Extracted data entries
>> start

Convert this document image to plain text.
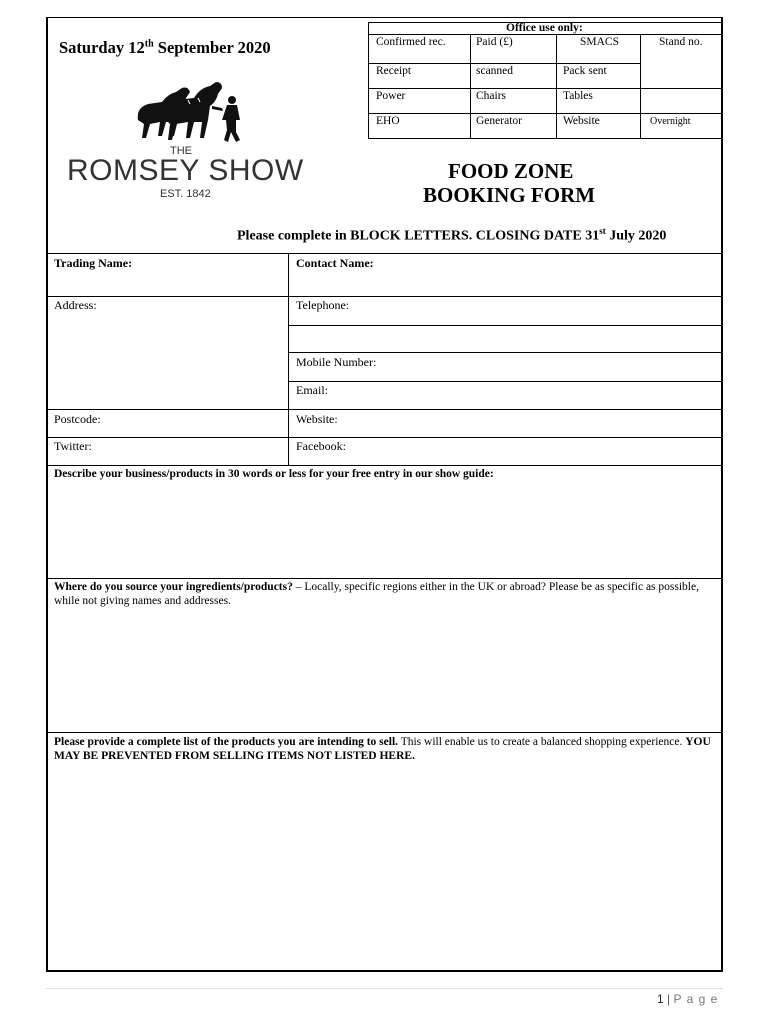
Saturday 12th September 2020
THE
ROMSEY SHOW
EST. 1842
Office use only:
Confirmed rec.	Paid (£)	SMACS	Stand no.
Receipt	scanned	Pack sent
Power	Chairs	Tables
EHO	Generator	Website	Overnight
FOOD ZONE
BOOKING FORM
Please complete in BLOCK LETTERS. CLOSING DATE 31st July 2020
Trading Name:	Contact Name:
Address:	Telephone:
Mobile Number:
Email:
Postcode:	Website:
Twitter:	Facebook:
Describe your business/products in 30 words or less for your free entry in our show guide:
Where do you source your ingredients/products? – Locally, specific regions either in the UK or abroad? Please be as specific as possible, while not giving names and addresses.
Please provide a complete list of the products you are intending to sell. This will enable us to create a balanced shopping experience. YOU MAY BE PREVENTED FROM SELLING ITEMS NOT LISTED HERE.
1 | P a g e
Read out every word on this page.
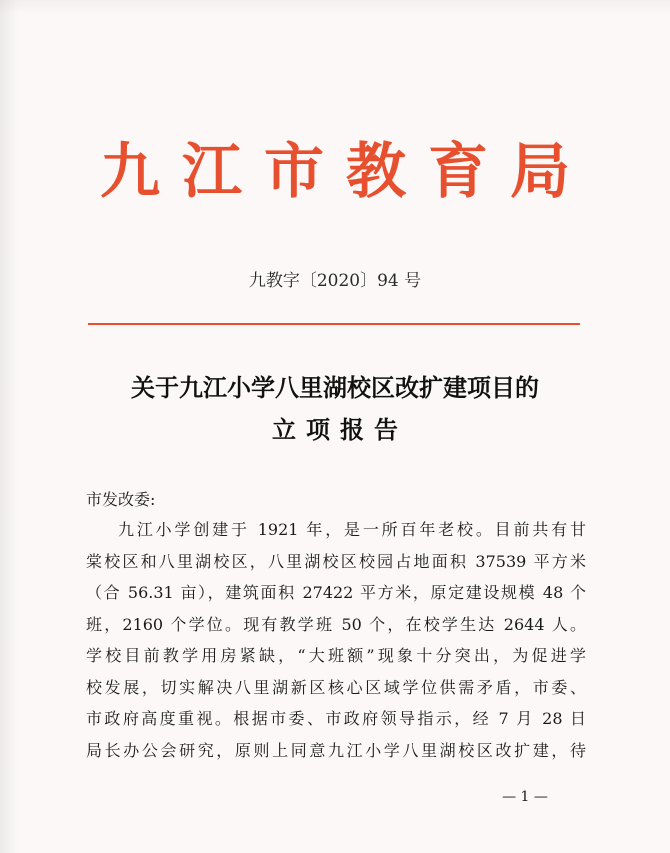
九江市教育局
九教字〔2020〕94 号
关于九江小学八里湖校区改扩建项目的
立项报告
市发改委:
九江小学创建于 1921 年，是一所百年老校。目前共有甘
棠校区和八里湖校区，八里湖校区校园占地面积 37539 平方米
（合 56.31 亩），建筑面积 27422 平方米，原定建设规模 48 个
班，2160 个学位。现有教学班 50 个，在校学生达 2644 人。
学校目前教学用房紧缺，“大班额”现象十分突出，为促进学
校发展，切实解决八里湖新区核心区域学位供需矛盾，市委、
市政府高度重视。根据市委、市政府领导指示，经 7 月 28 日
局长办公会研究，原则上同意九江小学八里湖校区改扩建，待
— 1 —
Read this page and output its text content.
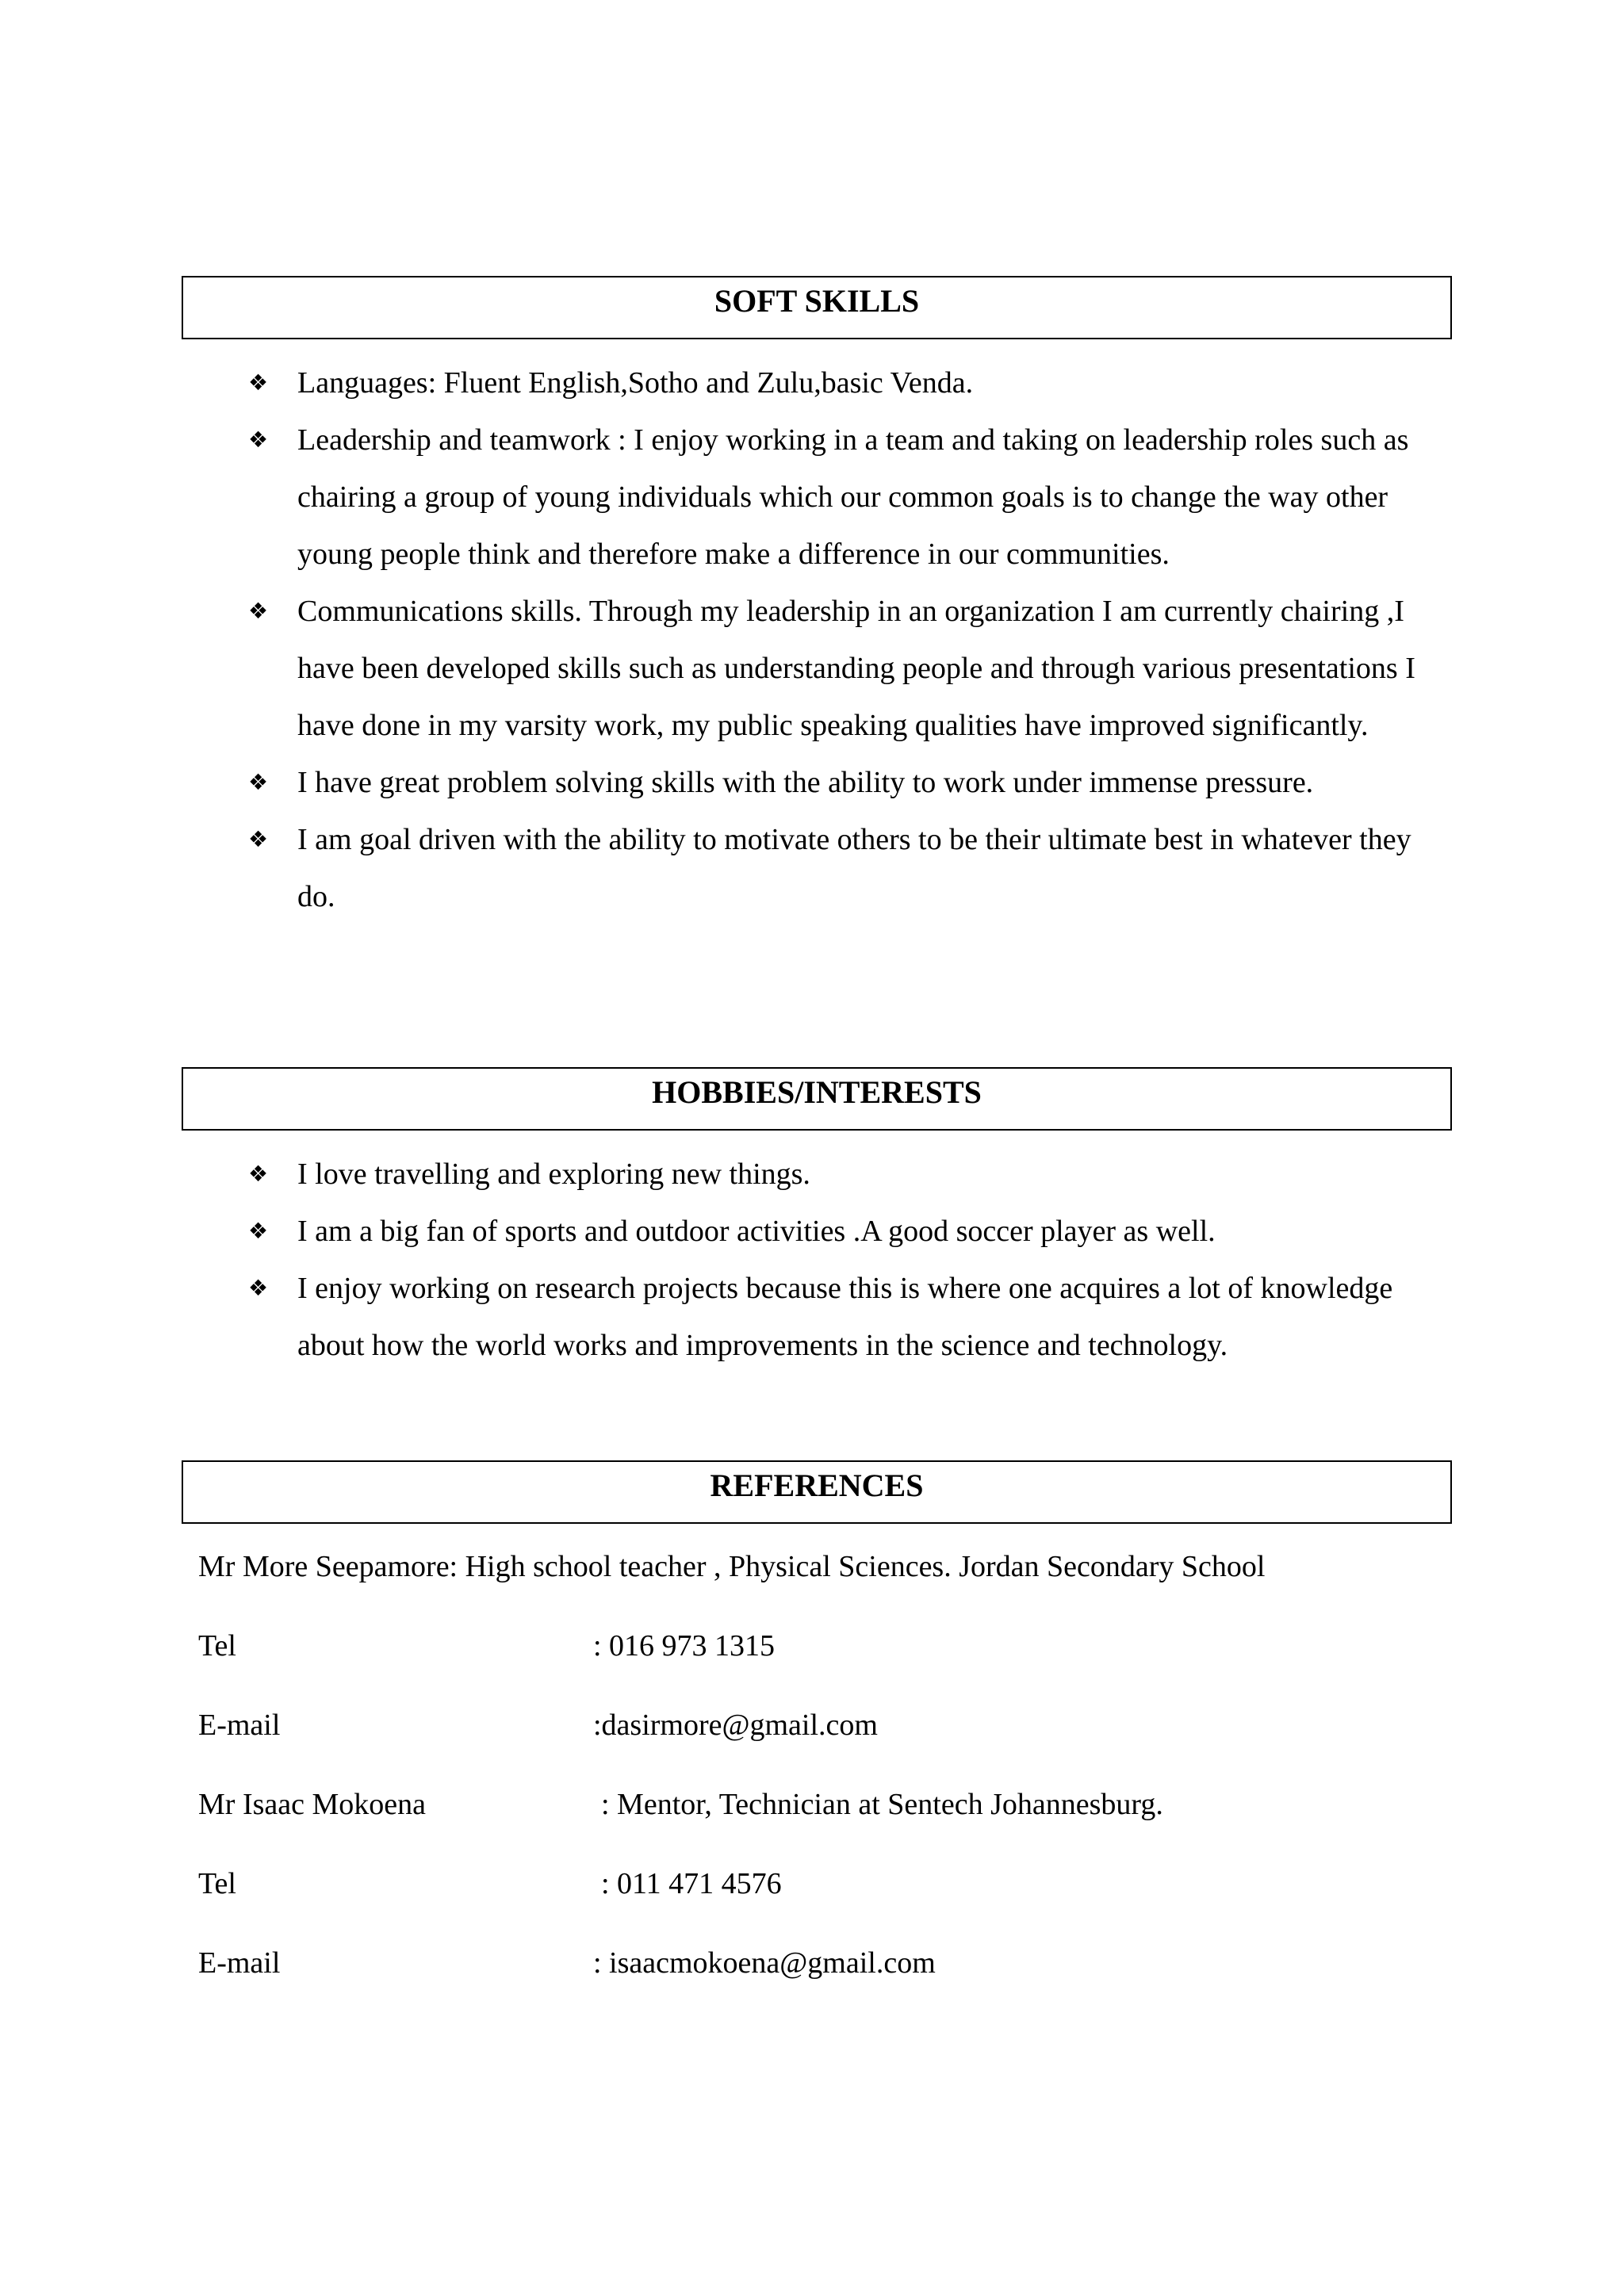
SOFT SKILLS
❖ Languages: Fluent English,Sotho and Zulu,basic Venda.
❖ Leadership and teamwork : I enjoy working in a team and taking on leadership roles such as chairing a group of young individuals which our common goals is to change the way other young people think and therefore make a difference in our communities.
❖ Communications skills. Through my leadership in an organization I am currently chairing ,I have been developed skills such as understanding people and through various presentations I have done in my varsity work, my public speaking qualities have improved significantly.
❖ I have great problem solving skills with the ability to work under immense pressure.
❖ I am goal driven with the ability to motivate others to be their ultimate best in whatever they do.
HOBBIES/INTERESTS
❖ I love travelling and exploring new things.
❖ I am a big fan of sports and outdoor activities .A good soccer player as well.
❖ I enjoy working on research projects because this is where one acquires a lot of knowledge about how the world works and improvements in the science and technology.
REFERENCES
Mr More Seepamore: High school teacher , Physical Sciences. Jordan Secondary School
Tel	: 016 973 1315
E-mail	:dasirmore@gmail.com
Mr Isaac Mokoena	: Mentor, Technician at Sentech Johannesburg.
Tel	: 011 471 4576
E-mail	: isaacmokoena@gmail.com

>> end

### WRITTEN REQUEST
Return each line of the data that contains the string "ability".

### SOLUTION TO THIS TASK
❖ I have great problem solving skills with the ability to work under immense pressure.
❖ I am goal driven with the ability to motivate others to be their ultimate best in whatever they do.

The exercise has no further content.